• Data
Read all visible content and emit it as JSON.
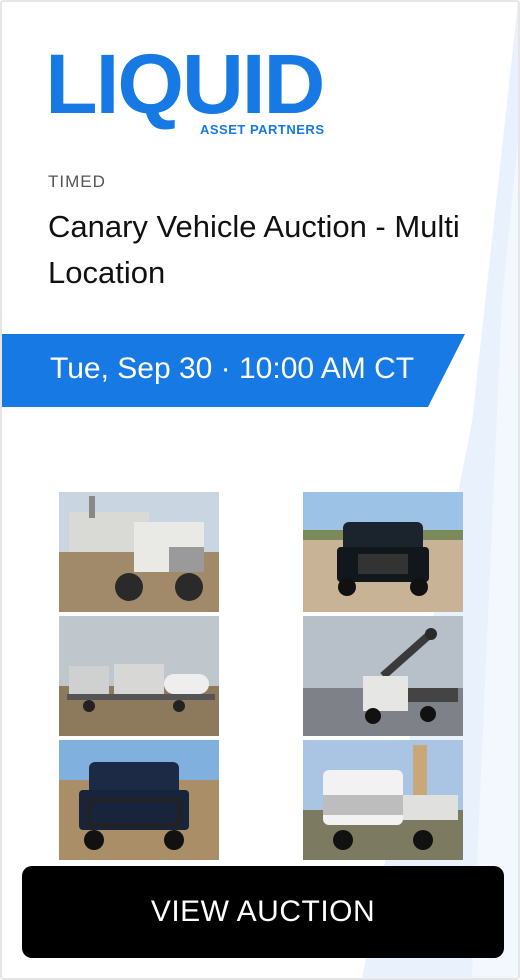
{
  "brand": {
    "name": "LIQUID",
    "tagline": "ASSET PARTNERS",
    "color": "#1779e3"
  },
  "auction": {
    "type": "TIMED",
    "title": "Canary Vehicle Auction - Multi Location",
    "date": "Tue, Sep 30 · 10:00 AM CT"
  },
  "gallery": [
    {
      "icon": "vacuum-truck-photo"
    },
    {
      "icon": "black-pickup-front-photo"
    },
    {
      "icon": "flatbed-trailer-tanks-photo"
    },
    {
      "icon": "boom-truck-photo"
    },
    {
      "icon": "blue-pickup-grille-guard-photo"
    },
    {
      "icon": "white-crane-truck-photo"
    }
  ],
  "cta": {
    "label": "VIEW AUCTION"
  }
}
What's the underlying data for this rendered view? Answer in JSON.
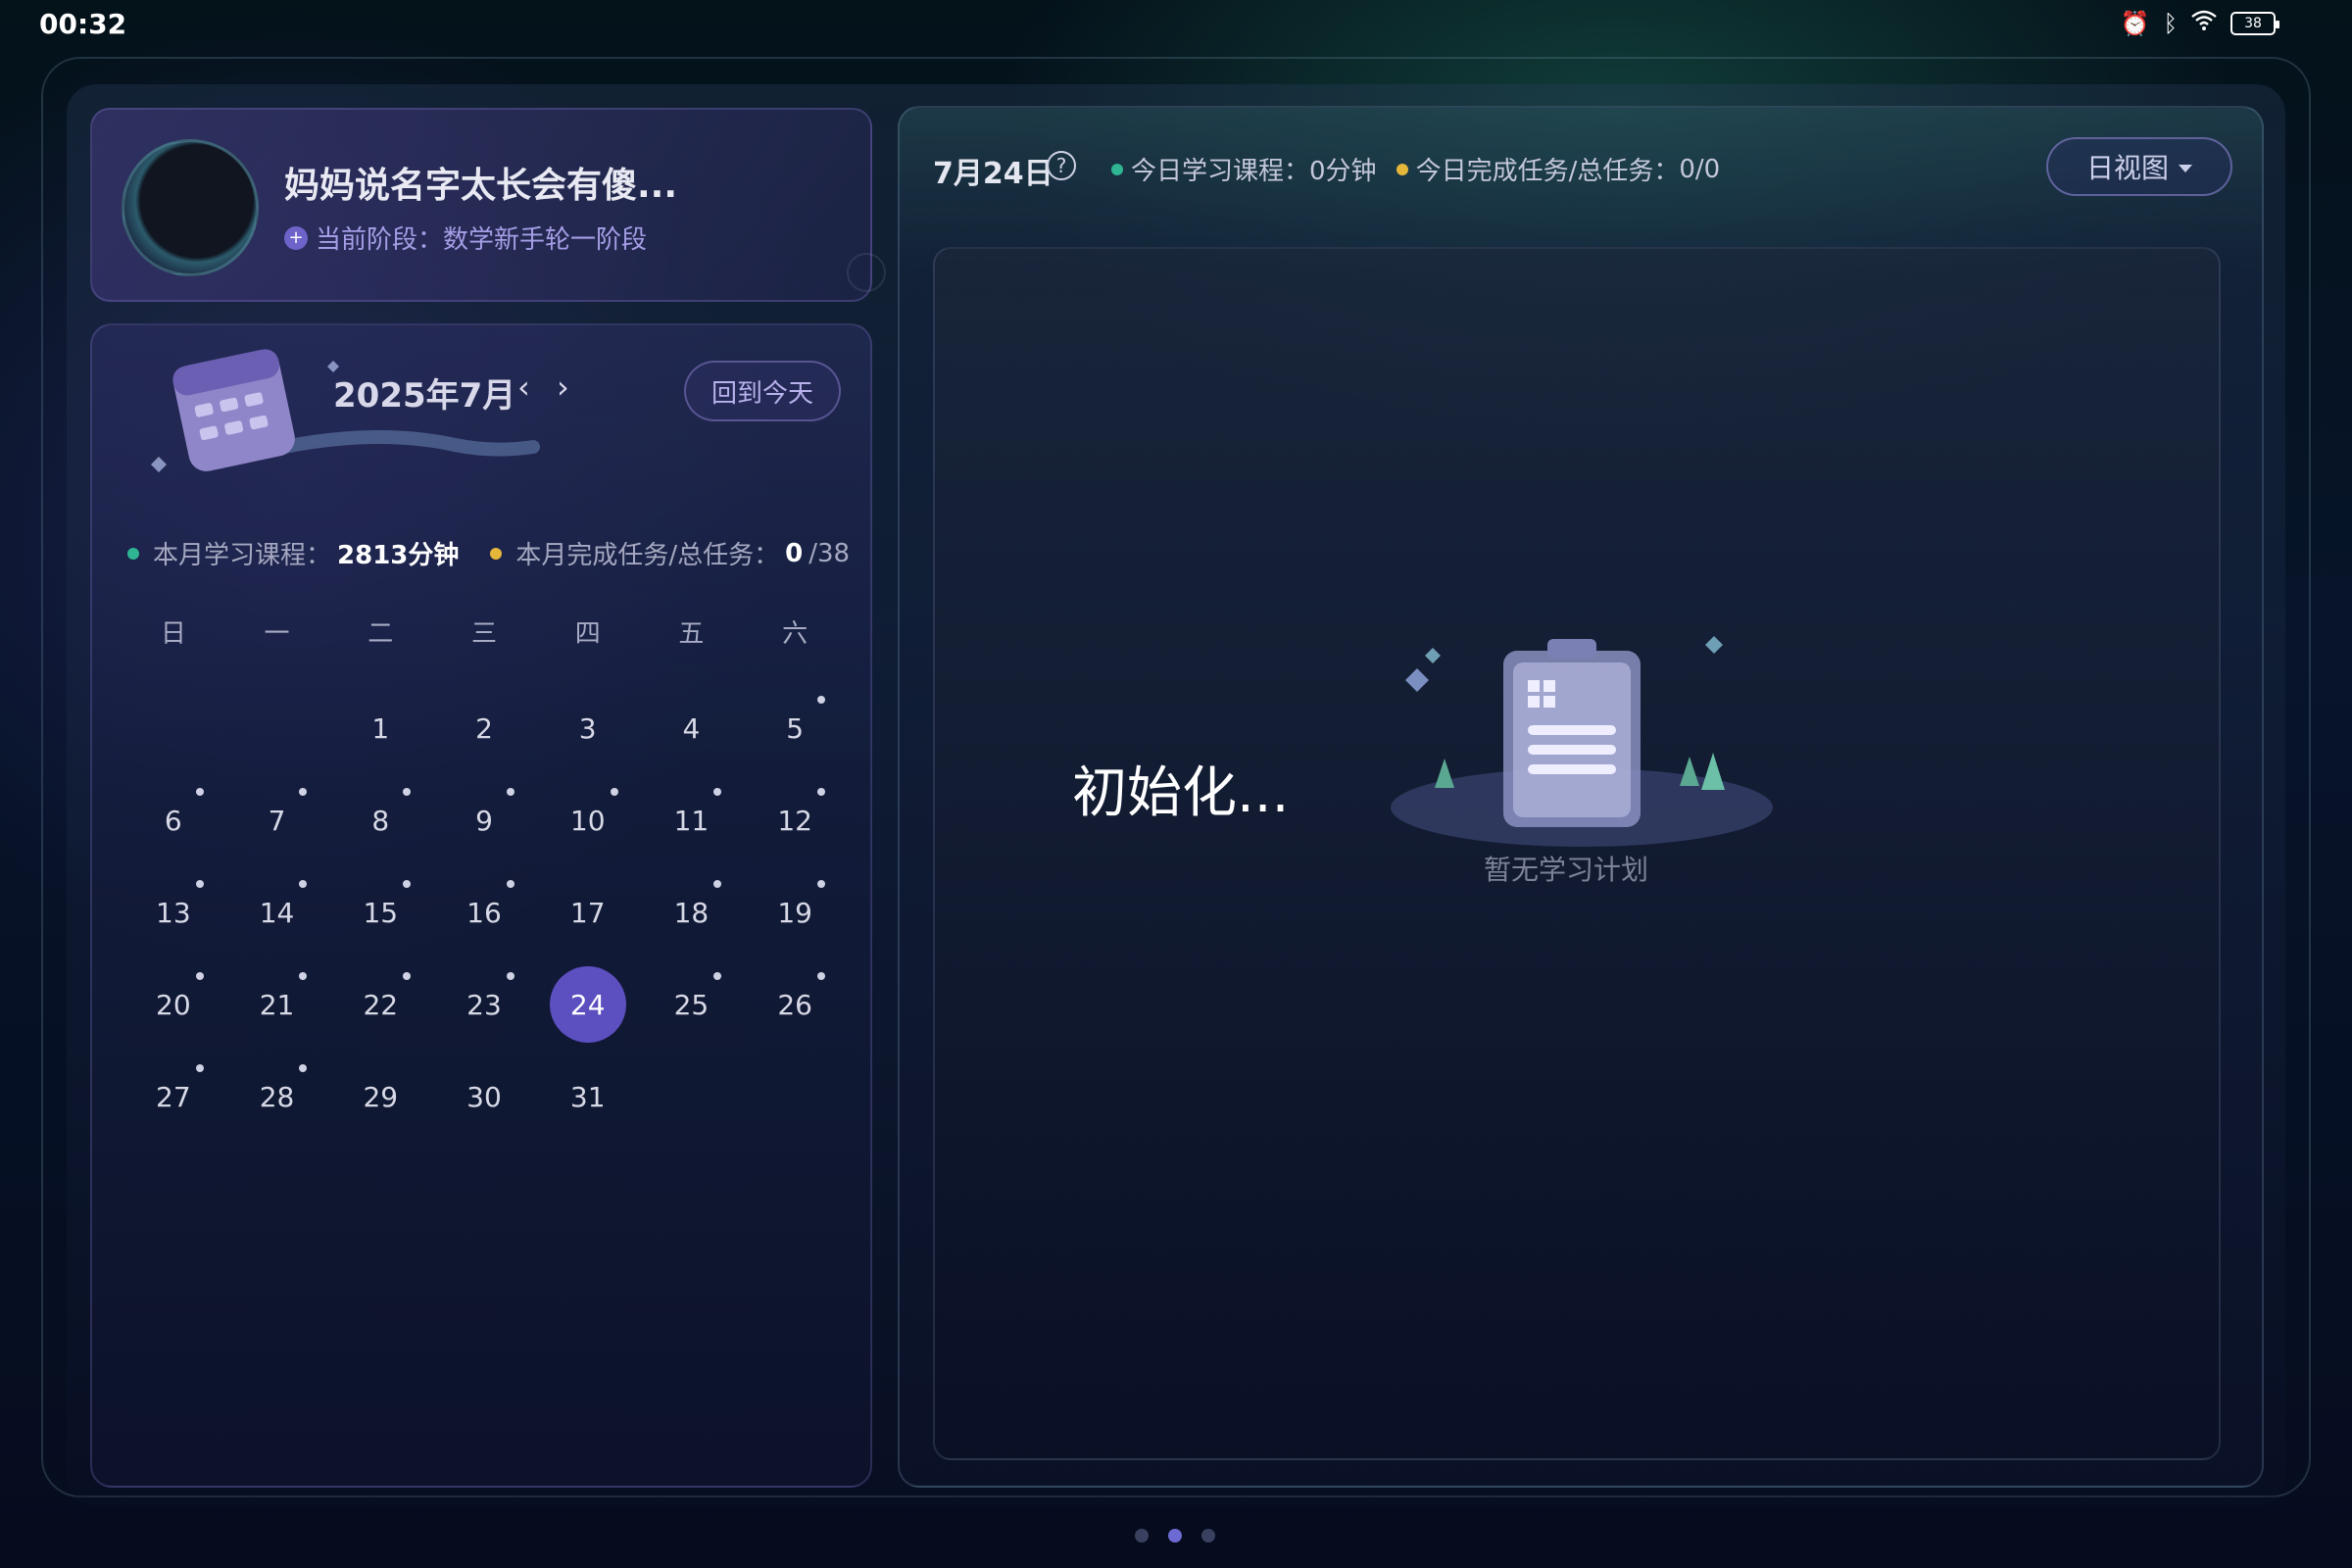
{
  "status_bar": {
    "time": "00:32",
    "battery": "38",
    "icons": [
      "alarm-icon",
      "bluetooth-icon",
      "wifi-icon",
      "battery-icon"
    ]
  },
  "profile": {
    "name": "妈妈说名字太长会有傻...",
    "stage": "当前阶段：数学新手轮一阶段"
  },
  "calendar": {
    "month_title": "2025年7月",
    "prev": "‹",
    "next": "›",
    "today_button": "回到今天",
    "stats": {
      "course_label": "本月学习课程：",
      "course_value": "2813分钟",
      "task_label": "本月完成任务/总任务：",
      "task_done": "0",
      "task_total": "/38"
    },
    "weekdays": [
      "日",
      "一",
      "二",
      "三",
      "四",
      "五",
      "六"
    ],
    "leading_blanks": 2,
    "days": [
      {
        "d": "1",
        "mark": false
      },
      {
        "d": "2",
        "mark": false
      },
      {
        "d": "3",
        "mark": false
      },
      {
        "d": "4",
        "mark": false
      },
      {
        "d": "5",
        "mark": true
      },
      {
        "d": "6",
        "mark": true
      },
      {
        "d": "7",
        "mark": true
      },
      {
        "d": "8",
        "mark": true
      },
      {
        "d": "9",
        "mark": true
      },
      {
        "d": "10",
        "mark": true
      },
      {
        "d": "11",
        "mark": true
      },
      {
        "d": "12",
        "mark": true
      },
      {
        "d": "13",
        "mark": true
      },
      {
        "d": "14",
        "mark": true
      },
      {
        "d": "15",
        "mark": true
      },
      {
        "d": "16",
        "mark": true
      },
      {
        "d": "17",
        "mark": false
      },
      {
        "d": "18",
        "mark": true
      },
      {
        "d": "19",
        "mark": true
      },
      {
        "d": "20",
        "mark": true
      },
      {
        "d": "21",
        "mark": true
      },
      {
        "d": "22",
        "mark": true
      },
      {
        "d": "23",
        "mark": true
      },
      {
        "d": "24",
        "mark": false,
        "selected": true
      },
      {
        "d": "25",
        "mark": true
      },
      {
        "d": "26",
        "mark": true
      },
      {
        "d": "27",
        "mark": true
      },
      {
        "d": "28",
        "mark": true
      },
      {
        "d": "29",
        "mark": false
      },
      {
        "d": "30",
        "mark": false
      },
      {
        "d": "31",
        "mark": false
      }
    ]
  },
  "day_panel": {
    "date": "7月24日",
    "help": "?",
    "course_label": "今日学习课程：",
    "course_value": "0分钟",
    "task_label": "今日完成任务/总任务：",
    "task_value": "0/0",
    "view_button": "日视图",
    "loading_text": "初始化...",
    "empty_text": "暂无学习计划"
  },
  "colors": {
    "accent": "#5c4fbf",
    "green_dot": "#2fb592",
    "yellow_dot": "#e4b73a"
  },
  "pager": {
    "count": 3,
    "active": 1
  }
}
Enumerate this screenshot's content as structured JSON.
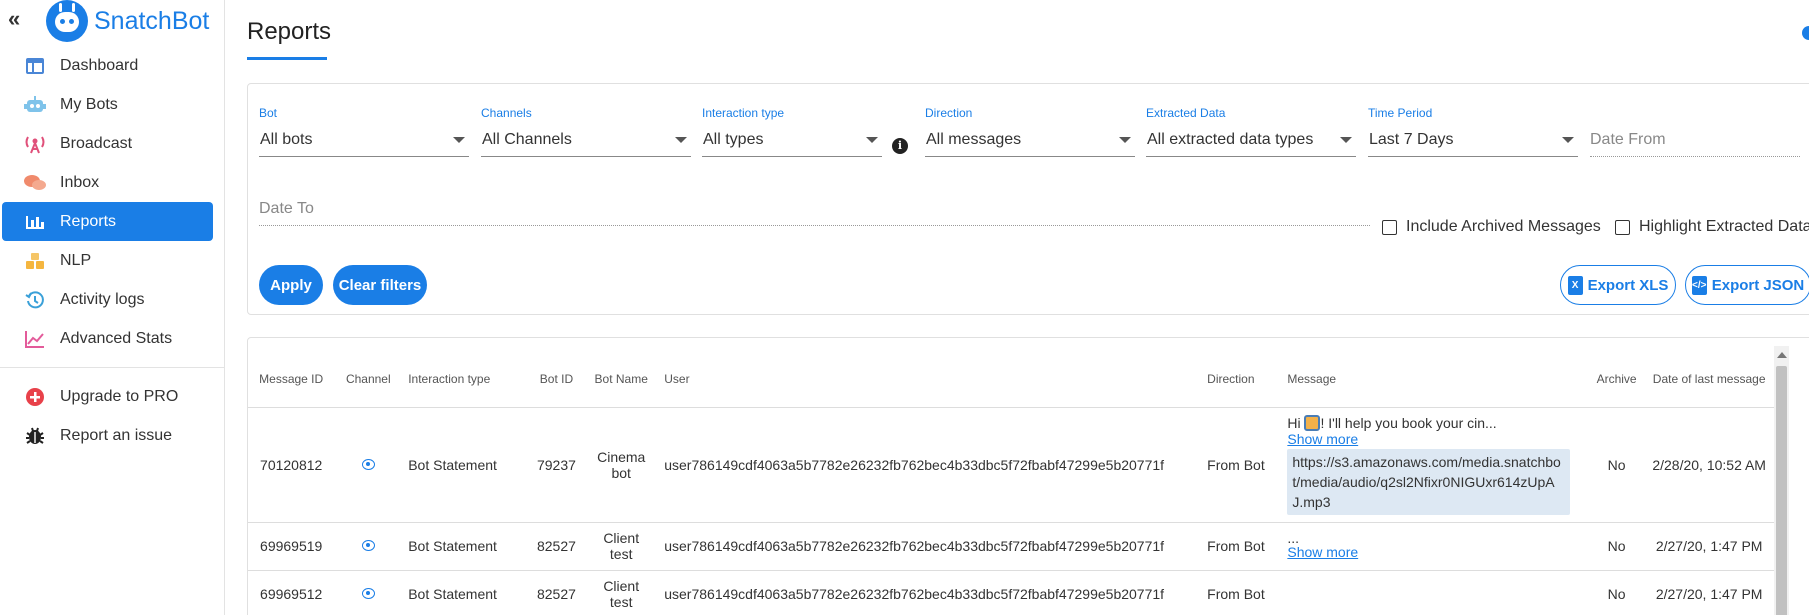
{
  "brand": {
    "name": "SnatchBot"
  },
  "sidebar": {
    "items": [
      {
        "label": "Dashboard",
        "icon": "dashboard-icon"
      },
      {
        "label": "My Bots",
        "icon": "robot-icon"
      },
      {
        "label": "Broadcast",
        "icon": "broadcast-icon"
      },
      {
        "label": "Inbox",
        "icon": "chat-icon"
      },
      {
        "label": "Reports",
        "icon": "bar-chart-icon",
        "active": true
      },
      {
        "label": "NLP",
        "icon": "nlp-icon"
      },
      {
        "label": "Activity logs",
        "icon": "history-icon"
      },
      {
        "label": "Advanced Stats",
        "icon": "trend-icon"
      }
    ],
    "secondary": [
      {
        "label": "Upgrade to PRO",
        "icon": "plus-circle-icon"
      },
      {
        "label": "Report an issue",
        "icon": "bug-icon"
      }
    ]
  },
  "page": {
    "title": "Reports"
  },
  "filters": {
    "bot": {
      "label": "Bot",
      "value": "All bots"
    },
    "channels": {
      "label": "Channels",
      "value": "All Channels"
    },
    "interaction_type": {
      "label": "Interaction type",
      "value": "All types"
    },
    "direction": {
      "label": "Direction",
      "value": "All messages"
    },
    "extracted_data": {
      "label": "Extracted Data",
      "value": "All extracted data types"
    },
    "time_period": {
      "label": "Time Period",
      "value": "Last 7 Days"
    },
    "date_from": {
      "placeholder": "Date From"
    },
    "date_to": {
      "placeholder": "Date To"
    },
    "include_archived": "Include Archived Messages",
    "highlight_extracted": "Highlight Extracted Data",
    "apply": "Apply",
    "clear": "Clear filters",
    "export_xls": "Export XLS",
    "export_json": "Export JSON"
  },
  "table": {
    "headers": {
      "message_id": "Message ID",
      "channel": "Channel",
      "interaction_type": "Interaction type",
      "bot_id": "Bot ID",
      "bot_name": "Bot Name",
      "user": "User",
      "direction": "Direction",
      "message": "Message",
      "archive": "Archive",
      "date": "Date of last message"
    },
    "rows": [
      {
        "message_id": "70120812",
        "interaction_type": "Bot Statement",
        "bot_id": "79237",
        "bot_name": "Cinema bot",
        "user": "user786149cdf4063a5b7782e26232fb762bec4b33dbc5f72fbabf47299e5b20771f",
        "direction": "From Bot",
        "message_text_before": "Hi ",
        "message_text_after": "! I'll help you book your cin...",
        "show_more": "Show more",
        "attachment": "https://s3.amazonaws.com/media.snatchbot/media/audio/q2sl2Nfixr0NIGUxr614zUpAJ.mp3",
        "archive": "No",
        "date": "2/28/20, 10:52 AM"
      },
      {
        "message_id": "69969519",
        "interaction_type": "Bot Statement",
        "bot_id": "82527",
        "bot_name": "Client test",
        "user": "user786149cdf4063a5b7782e26232fb762bec4b33dbc5f72fbabf47299e5b20771f",
        "direction": "From Bot",
        "message_text": "...",
        "show_more": "Show more",
        "archive": "No",
        "date": "2/27/20, 1:47 PM"
      },
      {
        "message_id": "69969512",
        "interaction_type": "Bot Statement",
        "bot_id": "82527",
        "bot_name": "Client test",
        "user": "user786149cdf4063a5b7782e26232fb762bec4b33dbc5f72fbabf47299e5b20771f",
        "direction": "From Bot",
        "archive": "No",
        "date": "2/27/20, 1:47 PM"
      }
    ]
  }
}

• Problem requirements
Search the lines for the word "placeholder" and report how many contain it, by number only.

• The result
2